▸ Input rows
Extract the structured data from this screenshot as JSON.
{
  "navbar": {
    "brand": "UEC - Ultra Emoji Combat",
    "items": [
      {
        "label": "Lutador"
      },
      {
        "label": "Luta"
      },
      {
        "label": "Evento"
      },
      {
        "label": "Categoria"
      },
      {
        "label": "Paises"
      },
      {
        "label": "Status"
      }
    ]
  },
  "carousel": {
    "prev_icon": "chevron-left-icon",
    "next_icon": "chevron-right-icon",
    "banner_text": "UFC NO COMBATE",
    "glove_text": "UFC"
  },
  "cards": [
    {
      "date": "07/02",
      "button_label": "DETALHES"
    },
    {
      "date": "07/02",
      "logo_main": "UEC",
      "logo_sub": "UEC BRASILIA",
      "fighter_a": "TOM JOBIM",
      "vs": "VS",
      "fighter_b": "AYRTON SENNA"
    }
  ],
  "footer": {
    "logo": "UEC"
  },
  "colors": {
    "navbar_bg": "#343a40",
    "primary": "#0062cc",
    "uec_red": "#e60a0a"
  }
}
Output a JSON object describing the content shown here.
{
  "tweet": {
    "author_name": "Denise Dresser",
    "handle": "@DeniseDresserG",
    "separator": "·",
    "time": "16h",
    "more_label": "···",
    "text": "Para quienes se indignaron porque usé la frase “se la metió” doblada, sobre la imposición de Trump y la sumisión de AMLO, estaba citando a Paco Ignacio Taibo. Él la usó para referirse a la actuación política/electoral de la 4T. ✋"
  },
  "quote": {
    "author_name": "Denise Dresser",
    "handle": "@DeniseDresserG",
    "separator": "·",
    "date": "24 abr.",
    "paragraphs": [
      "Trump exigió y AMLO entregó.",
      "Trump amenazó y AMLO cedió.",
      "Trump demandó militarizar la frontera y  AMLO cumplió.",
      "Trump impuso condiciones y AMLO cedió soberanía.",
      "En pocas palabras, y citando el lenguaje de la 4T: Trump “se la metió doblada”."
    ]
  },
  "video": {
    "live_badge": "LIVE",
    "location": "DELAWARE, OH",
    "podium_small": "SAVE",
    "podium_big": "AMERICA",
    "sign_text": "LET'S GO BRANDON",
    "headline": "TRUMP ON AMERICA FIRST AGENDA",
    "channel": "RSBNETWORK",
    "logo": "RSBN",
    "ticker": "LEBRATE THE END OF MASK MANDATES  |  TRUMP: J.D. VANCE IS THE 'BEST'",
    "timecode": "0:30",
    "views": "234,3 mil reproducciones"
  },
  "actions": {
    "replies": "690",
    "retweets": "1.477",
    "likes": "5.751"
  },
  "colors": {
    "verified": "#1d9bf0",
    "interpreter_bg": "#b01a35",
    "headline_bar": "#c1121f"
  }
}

▸ Task objective
Count the lines of the listing above that include the word "AMERICA" and state the total with nothing else.

▸ Solution for this problem
2